# [Records for processing]
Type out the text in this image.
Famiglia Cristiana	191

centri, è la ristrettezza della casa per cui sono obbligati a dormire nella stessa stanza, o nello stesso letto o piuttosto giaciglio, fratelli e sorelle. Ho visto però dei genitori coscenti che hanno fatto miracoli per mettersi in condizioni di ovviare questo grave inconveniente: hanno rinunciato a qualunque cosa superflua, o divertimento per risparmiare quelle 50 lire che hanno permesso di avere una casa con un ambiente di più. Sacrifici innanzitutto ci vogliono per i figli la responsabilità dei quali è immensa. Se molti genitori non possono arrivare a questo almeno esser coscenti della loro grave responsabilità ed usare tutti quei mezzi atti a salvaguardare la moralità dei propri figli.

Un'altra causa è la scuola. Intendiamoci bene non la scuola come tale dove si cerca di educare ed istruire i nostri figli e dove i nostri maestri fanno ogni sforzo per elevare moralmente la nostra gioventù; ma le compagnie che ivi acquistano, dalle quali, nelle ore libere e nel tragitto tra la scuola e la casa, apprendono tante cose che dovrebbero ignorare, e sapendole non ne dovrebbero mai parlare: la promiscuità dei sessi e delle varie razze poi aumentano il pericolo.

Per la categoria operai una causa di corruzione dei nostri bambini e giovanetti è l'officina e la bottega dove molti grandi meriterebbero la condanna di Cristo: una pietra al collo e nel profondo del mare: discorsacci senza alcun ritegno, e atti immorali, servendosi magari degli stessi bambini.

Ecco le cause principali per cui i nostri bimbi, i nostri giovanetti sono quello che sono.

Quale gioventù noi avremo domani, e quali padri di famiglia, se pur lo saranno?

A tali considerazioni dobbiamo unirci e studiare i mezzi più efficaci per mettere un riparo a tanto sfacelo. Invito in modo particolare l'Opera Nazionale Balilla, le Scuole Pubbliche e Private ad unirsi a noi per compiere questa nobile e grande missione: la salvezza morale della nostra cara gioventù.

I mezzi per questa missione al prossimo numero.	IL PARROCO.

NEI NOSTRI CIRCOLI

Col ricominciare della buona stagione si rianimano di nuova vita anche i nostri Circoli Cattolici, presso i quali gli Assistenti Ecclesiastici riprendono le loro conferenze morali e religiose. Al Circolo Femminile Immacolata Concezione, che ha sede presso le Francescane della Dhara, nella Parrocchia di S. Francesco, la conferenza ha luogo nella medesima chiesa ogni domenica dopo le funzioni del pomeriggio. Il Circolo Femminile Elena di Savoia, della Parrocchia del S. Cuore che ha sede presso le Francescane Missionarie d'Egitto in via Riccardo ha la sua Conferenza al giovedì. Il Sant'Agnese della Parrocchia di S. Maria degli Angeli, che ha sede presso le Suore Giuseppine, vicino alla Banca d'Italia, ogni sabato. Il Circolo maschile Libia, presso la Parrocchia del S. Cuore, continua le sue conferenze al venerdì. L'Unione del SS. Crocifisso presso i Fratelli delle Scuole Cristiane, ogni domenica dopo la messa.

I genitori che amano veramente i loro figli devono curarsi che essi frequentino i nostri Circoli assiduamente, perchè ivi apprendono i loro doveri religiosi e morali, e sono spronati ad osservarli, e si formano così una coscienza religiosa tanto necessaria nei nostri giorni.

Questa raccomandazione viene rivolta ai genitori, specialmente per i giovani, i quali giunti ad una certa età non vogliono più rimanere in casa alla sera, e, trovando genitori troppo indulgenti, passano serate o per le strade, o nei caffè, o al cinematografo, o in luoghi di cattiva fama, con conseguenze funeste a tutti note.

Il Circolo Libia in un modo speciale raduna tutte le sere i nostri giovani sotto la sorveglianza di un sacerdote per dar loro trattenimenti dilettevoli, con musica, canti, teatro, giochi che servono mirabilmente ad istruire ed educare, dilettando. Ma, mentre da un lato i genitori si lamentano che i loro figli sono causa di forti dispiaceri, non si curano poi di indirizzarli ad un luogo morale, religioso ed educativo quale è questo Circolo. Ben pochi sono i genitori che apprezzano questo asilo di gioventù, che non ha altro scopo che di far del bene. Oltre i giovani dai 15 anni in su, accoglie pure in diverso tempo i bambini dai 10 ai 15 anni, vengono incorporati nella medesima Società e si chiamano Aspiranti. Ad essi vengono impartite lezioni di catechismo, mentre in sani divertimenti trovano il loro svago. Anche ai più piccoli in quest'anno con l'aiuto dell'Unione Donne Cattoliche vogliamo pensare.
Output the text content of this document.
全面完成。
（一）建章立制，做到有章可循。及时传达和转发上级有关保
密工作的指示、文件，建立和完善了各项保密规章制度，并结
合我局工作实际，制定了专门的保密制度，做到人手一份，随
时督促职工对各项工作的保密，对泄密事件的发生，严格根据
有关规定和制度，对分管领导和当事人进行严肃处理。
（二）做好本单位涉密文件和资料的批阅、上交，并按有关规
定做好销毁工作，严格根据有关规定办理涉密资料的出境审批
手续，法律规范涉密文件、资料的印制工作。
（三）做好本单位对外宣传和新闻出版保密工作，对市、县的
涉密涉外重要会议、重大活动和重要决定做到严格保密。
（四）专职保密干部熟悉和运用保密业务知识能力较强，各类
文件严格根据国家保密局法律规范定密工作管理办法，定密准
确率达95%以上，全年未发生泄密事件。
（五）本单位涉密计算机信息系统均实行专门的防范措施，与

# [What the task asks]
Write the data from above out again, exactly.

# [Response below]
Type out the text in this image.
Famiglia Cristiana	191

centri, è la ristrettezza della casa per cui sono obbligati a dormire nella stessa stanza, o nello stesso letto o piuttosto giaciglio, fratelli e sorelle. Ho visto però dei genitori coscenti che hanno fatto miracoli per mettersi in condizioni di ovviare questo grave inconveniente: hanno rinunciato a qualunque cosa superflua, o divertimento per risparmiare quelle 50 lire che hanno permesso di avere una casa con un ambiente di più. Sacrifici innanzitutto ci vogliono per i figli la responsabilità dei quali è immensa. Se molti genitori non possono arrivare a questo almeno esser coscenti della loro grave responsabilità ed usare tutti quei mezzi atti a salvaguardare la moralità dei propri figli.

Un'altra causa è la scuola. Intendiamoci bene non la scuola come tale dove si cerca di educare ed istruire i nostri figli e dove i nostri maestri fanno ogni sforzo per elevare moralmente la nostra gioventù; ma le compagnie che ivi acquistano, dalle quali, nelle ore libere e nel tragitto tra la scuola e la casa, apprendono tante cose che dovrebbero ignorare, e sapendole non ne dovrebbero mai parlare: la promiscuità dei sessi e delle varie razze poi aumentano il pericolo.

Per la categoria operai una causa di corruzione dei nostri bambini e giovanetti è l'officina e la bottega dove molti grandi meriterebbero la condanna di Cristo: una pietra al collo e nel profondo del mare: discorsacci senza alcun ritegno, e atti immorali, servendosi magari degli stessi bambini.

Ecco le cause principali per cui i nostri bimbi, i nostri giovanetti sono quello che sono.

Quale gioventù noi avremo domani, e quali padri di famiglia, se pur lo saranno?

A tali considerazioni dobbiamo unirci e studiare i mezzi più efficaci per mettere un riparo a tanto sfacelo. Invito in modo particolare l'Opera Nazionale Balilla, le Scuole Pubbliche e Private ad unirsi a noi per compiere questa nobile e grande missione: la salvezza morale della nostra cara gioventù.

I mezzi per questa missione al prossimo numero.	IL PARROCO.

NEI NOSTRI CIRCOLI

Col ricominciare della buona stagione si rianimano di nuova vita anche i nostri Circoli Cattolici, presso i quali gli Assistenti Ecclesiastici riprendono le loro conferenze morali e religiose. Al Circolo Femminile Immacolata Concezione, che ha sede presso le Francescane della Dhara, nella Parrocchia di S. Francesco, la conferenza ha luogo nella medesima chiesa ogni domenica dopo le funzioni del pomeriggio. Il Circolo Femminile Elena di Savoia, della Parrocchia del S. Cuore che ha sede presso le Francescane Missionarie d'Egitto in via Riccardo ha la sua Conferenza al giovedì. Il Sant'Agnese della Parrocchia di S. Maria degli Angeli, che ha sede presso le Suore Giuseppine, vicino alla Banca d'Italia, ogni sabato. Il Circolo maschile Libia, presso la Parrocchia del S. Cuore, continua le sue conferenze al venerdì. L'Unione del SS. Crocifisso presso i Fratelli delle Scuole Cristiane, ogni domenica dopo la messa.

I genitori che amano veramente i loro figli devono curarsi che essi frequentino i nostri Circoli assiduamente, perchè ivi apprendono i loro doveri religiosi e morali, e sono spronati ad osservarli, e si formano così una coscienza religiosa tanto necessaria nei nostri giorni.

Questa raccomandazione viene rivolta ai genitori, specialmente per i giovani, i quali giunti ad una certa età non vogliono più rimanere in casa alla sera, e, trovando genitori troppo indulgenti, passano serate o per le strade, o nei caffè, o al cinematografo, o in luoghi di cattiva fama, con conseguenze funeste a tutti note.

Il Circolo Libia in un modo speciale raduna tutte le sere i nostri giovani sotto la sorveglianza di un sacerdote per dar loro trattenimenti dilettevoli, con musica, canti, teatro, giochi che servono mirabilmente ad istruire ed educare, dilettando. Ma, mentre da un lato i genitori si lamentano che i loro figli sono causa di forti dispiaceri, non si curano poi di indirizzarli ad un luogo morale, religioso ed educativo quale è questo Circolo. Ben pochi sono i genitori che apprezzano questo asilo di gioventù, che non ha altro scopo che di far del bene. Oltre i giovani dai 15 anni in su, accoglie pure in diverso tempo i bambini dai 10 ai 15 anni, vengono incorporati nella medesima Società e si chiamano Aspiranti. Ad essi vengono impartite lezioni di catechismo, mentre in sani divertimenti trovano il loro svago. Anche ai più piccoli in quest'anno con l'aiuto dell'Unione Donne Cattoliche vogliamo pensare.
Output the text content of this document.
全面完成。
（一）建章立制，做到有章可循。及时传达和转发上级有关保
密工作的指示、文件，建立和完善了各项保密规章制度，并结
合我局工作实际，制定了专门的保密制度，做到人手一份，随
时督促职工对各项工作的保密，对泄密事件的发生，严格根据
有关规定和制度，对分管领导和当事人进行严肃处理。
（二）做好本单位涉密文件和资料的批阅、上交，并按有关规
定做好销毁工作，严格根据有关规定办理涉密资料的出境审批
手续，法律规范涉密文件、资料的印制工作。
（三）做好本单位对外宣传和新闻出版保密工作，对市、县的
涉密涉外重要会议、重大活动和重要决定做到严格保密。
（四）专职保密干部熟悉和运用保密业务知识能力较强，各类
文件严格根据国家保密局法律规范定密工作管理办法，定密准
确率达95%以上，全年未发生泄密事件。
（五）本单位涉密计算机信息系统均实行专门的防范措施，与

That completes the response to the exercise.